• _Request_
Reproduce the entries below in full, word for word.

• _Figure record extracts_

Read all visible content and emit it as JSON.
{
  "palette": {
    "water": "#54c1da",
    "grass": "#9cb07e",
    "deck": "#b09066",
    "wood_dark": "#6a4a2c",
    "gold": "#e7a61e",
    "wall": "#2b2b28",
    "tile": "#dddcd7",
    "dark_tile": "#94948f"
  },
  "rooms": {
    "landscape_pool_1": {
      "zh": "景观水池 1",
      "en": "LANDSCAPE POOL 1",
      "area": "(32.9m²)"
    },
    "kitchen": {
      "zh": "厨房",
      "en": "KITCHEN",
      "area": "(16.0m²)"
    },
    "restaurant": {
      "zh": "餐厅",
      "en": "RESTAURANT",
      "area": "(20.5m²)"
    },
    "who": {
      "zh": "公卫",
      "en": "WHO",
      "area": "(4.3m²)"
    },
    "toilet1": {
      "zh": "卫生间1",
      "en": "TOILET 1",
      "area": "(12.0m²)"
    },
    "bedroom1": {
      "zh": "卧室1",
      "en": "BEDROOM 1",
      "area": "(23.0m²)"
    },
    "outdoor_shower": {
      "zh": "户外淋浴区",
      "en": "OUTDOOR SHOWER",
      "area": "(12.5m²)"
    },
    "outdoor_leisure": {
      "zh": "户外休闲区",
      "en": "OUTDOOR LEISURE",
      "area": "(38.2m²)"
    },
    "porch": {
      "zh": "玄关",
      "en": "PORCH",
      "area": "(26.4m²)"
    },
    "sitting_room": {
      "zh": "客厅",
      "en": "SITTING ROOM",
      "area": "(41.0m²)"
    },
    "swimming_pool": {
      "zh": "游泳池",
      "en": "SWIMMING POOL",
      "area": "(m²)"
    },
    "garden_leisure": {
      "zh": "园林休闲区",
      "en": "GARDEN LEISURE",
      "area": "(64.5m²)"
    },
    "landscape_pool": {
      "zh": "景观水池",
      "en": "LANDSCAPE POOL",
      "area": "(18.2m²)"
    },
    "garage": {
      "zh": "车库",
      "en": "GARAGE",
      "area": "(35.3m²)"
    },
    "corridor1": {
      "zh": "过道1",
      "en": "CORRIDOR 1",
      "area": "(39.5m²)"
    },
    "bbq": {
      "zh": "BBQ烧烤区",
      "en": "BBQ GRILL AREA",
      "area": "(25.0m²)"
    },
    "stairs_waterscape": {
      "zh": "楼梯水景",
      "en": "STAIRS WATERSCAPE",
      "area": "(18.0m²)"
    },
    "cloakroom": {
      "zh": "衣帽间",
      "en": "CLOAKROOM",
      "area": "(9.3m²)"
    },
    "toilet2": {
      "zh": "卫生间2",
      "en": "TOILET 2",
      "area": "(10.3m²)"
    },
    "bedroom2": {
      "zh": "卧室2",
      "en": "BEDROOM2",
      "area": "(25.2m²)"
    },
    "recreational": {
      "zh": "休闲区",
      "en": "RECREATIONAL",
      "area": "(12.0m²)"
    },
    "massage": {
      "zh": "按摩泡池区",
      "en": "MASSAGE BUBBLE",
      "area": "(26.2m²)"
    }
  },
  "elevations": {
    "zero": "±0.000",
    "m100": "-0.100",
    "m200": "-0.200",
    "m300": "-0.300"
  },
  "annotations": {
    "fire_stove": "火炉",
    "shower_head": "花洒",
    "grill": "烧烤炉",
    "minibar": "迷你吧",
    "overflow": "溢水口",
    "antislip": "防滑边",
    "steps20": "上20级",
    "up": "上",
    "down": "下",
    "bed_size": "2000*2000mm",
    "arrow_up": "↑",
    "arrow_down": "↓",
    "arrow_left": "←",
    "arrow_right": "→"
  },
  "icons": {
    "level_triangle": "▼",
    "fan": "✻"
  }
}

• _Completed exercise_
Read all visible content and emit it as JSON.
{
  "palette": {
    "water": "#54c1da",
    "grass": "#9cb07e",
    "deck": "#b09066",
    "wood_dark": "#6a4a2c",
    "gold": "#e7a61e",
    "wall": "#2b2b28",
    "tile": "#dddcd7",
    "dark_tile": "#94948f"
  },
  "rooms": {
    "landscape_pool_1": {
      "zh": "景观水池 1",
      "en": "LANDSCAPE POOL 1",
      "area": "(32.9m²)"
    },
    "kitchen": {
      "zh": "厨房",
      "en": "KITCHEN",
      "area": "(16.0m²)"
    },
    "restaurant": {
      "zh": "餐厅",
      "en": "RESTAURANT",
      "area": "(20.5m²)"
    },
    "who": {
      "zh": "公卫",
      "en": "WHO",
      "area": "(4.3m²)"
    },
    "toilet1": {
      "zh": "卫生间1",
      "en": "TOILET 1",
      "area": "(12.0m²)"
    },
    "bedroom1": {
      "zh": "卧室1",
      "en": "BEDROOM 1",
      "area": "(23.0m²)"
    },
    "outdoor_shower": {
      "zh": "户外淋浴区",
      "en": "OUTDOOR SHOWER",
      "area": "(12.5m²)"
    },
    "outdoor_leisure": {
      "zh": "户外休闲区",
      "en": "OUTDOOR LEISURE",
      "area": "(38.2m²)"
    },
    "porch": {
      "zh": "玄关",
      "en": "PORCH",
      "area": "(26.4m²)"
    },
    "sitting_room": {
      "zh": "客厅",
      "en": "SITTING ROOM",
      "area": "(41.0m²)"
    },
    "swimming_pool": {
      "zh": "游泳池",
      "en": "SWIMMING POOL",
      "area": "(m²)"
    },
    "garden_leisure": {
      "zh": "园林休闲区",
      "en": "GARDEN LEISURE",
      "area": "(64.5m²)"
    },
    "landscape_pool": {
      "zh": "景观水池",
      "en": "LANDSCAPE POOL",
      "area": "(18.2m²)"
    },
    "garage": {
      "zh": "车库",
      "en": "GARAGE",
      "area": "(35.3m²)"
    },
    "corridor1": {
      "zh": "过道1",
      "en": "CORRIDOR 1",
      "area": "(39.5m²)"
    },
    "bbq": {
      "zh": "BBQ烧烤区",
      "en": "BBQ GRILL AREA",
      "area": "(25.0m²)"
    },
    "stairs_waterscape": {
      "zh": "楼梯水景",
      "en": "STAIRS WATERSCAPE",
      "area": "(18.0m²)"
    },
    "cloakroom": {
      "zh": "衣帽间",
      "en": "CLOAKROOM",
      "area": "(9.3m²)"
    },
    "toilet2": {
      "zh": "卫生间2",
      "en": "TOILET 2",
      "area": "(10.3m²)"
    },
    "bedroom2": {
      "zh": "卧室2",
      "en": "BEDROOM2",
      "area": "(25.2m²)"
    },
    "recreational": {
      "zh": "休闲区",
      "en": "RECREATIONAL",
      "area": "(12.0m²)"
    },
    "massage": {
      "zh": "按摩泡池区",
      "en": "MASSAGE BUBBLE",
      "area": "(26.2m²)"
    }
  },
  "elevations": {
    "zero": "±0.000",
    "m100": "-0.100",
    "m200": "-0.200",
    "m300": "-0.300"
  },
  "annotations": {
    "fire_stove": "火炉",
    "shower_head": "花洒",
    "grill": "烧烤炉",
    "minibar": "迷你吧",
    "overflow": "溢水口",
    "antislip": "防滑边",
    "steps20": "上20级",
    "up": "上",
    "down": "下",
    "bed_size": "2000*2000mm",
    "arrow_up": "↑",
    "arrow_down": "↓",
    "arrow_left": "←",
    "arrow_right": "→"
  },
  "icons": {
    "level_triangle": "▼",
    "fan": "✻"
  }
}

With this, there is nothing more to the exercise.